Element position data:
=-=-=-=-=
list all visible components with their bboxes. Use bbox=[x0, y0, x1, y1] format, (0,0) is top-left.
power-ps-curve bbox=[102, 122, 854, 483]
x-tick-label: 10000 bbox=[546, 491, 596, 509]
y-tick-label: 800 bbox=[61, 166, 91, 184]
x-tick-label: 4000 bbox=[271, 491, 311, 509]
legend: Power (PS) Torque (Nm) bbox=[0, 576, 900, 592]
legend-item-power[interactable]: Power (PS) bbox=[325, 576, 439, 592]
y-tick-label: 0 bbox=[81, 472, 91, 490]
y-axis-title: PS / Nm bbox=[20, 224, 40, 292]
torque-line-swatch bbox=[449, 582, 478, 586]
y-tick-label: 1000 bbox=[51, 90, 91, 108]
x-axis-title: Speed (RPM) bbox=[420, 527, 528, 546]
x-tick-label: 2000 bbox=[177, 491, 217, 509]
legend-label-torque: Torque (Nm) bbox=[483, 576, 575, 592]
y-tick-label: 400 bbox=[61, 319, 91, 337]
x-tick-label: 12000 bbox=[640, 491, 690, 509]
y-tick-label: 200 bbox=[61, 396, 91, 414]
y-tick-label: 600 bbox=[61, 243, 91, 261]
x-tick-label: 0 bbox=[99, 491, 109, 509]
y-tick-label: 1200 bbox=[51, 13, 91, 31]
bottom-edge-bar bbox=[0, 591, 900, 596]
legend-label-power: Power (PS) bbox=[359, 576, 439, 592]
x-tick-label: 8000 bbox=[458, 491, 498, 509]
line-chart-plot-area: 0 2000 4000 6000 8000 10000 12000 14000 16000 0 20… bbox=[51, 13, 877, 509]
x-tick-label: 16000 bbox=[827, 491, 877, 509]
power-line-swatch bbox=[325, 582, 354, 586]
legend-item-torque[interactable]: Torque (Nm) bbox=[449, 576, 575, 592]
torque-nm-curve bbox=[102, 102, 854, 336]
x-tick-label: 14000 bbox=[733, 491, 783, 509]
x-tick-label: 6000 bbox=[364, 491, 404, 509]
=-=-=-=-=
### Instructions to follow
Rewrite these lines with every "x-tick-label" changed to "x-axis-tick", leaving everything else as it is.

### Solution to the problem
list all visible components with their bboxes. Use bbox=[x0, y0, x1, y1] format, (0,0) is top-left.
power-ps-curve bbox=[102, 122, 854, 483]
x-axis-tick: 10000 bbox=[546, 491, 596, 509]
y-tick-label: 800 bbox=[61, 166, 91, 184]
x-axis-tick: 4000 bbox=[271, 491, 311, 509]
legend: Power (PS) Torque (Nm) bbox=[0, 576, 900, 592]
legend-item-power[interactable]: Power (PS) bbox=[325, 576, 439, 592]
y-tick-label: 0 bbox=[81, 472, 91, 490]
y-axis-title: PS / Nm bbox=[20, 224, 40, 292]
torque-line-swatch bbox=[449, 582, 478, 586]
y-tick-label: 1000 bbox=[51, 90, 91, 108]
x-axis-title: Speed (RPM) bbox=[420, 527, 528, 546]
x-axis-tick: 2000 bbox=[177, 491, 217, 509]
legend-label-torque: Torque (Nm) bbox=[483, 576, 575, 592]
y-tick-label: 400 bbox=[61, 319, 91, 337]
x-axis-tick: 12000 bbox=[640, 491, 690, 509]
y-tick-label: 200 bbox=[61, 396, 91, 414]
y-tick-label: 600 bbox=[61, 243, 91, 261]
x-axis-tick: 0 bbox=[99, 491, 109, 509]
y-tick-label: 1200 bbox=[51, 13, 91, 31]
bottom-edge-bar bbox=[0, 591, 900, 596]
legend-label-power: Power (PS) bbox=[359, 576, 439, 592]
x-axis-tick: 8000 bbox=[458, 491, 498, 509]
line-chart-plot-area: 0 2000 4000 6000 8000 10000 12000 14000 16000 0 20… bbox=[51, 13, 877, 509]
x-axis-tick: 16000 bbox=[827, 491, 877, 509]
power-line-swatch bbox=[325, 582, 354, 586]
legend-item-torque[interactable]: Torque (Nm) bbox=[449, 576, 575, 592]
torque-nm-curve bbox=[102, 102, 854, 336]
x-axis-tick: 14000 bbox=[733, 491, 783, 509]
x-axis-tick: 6000 bbox=[364, 491, 404, 509]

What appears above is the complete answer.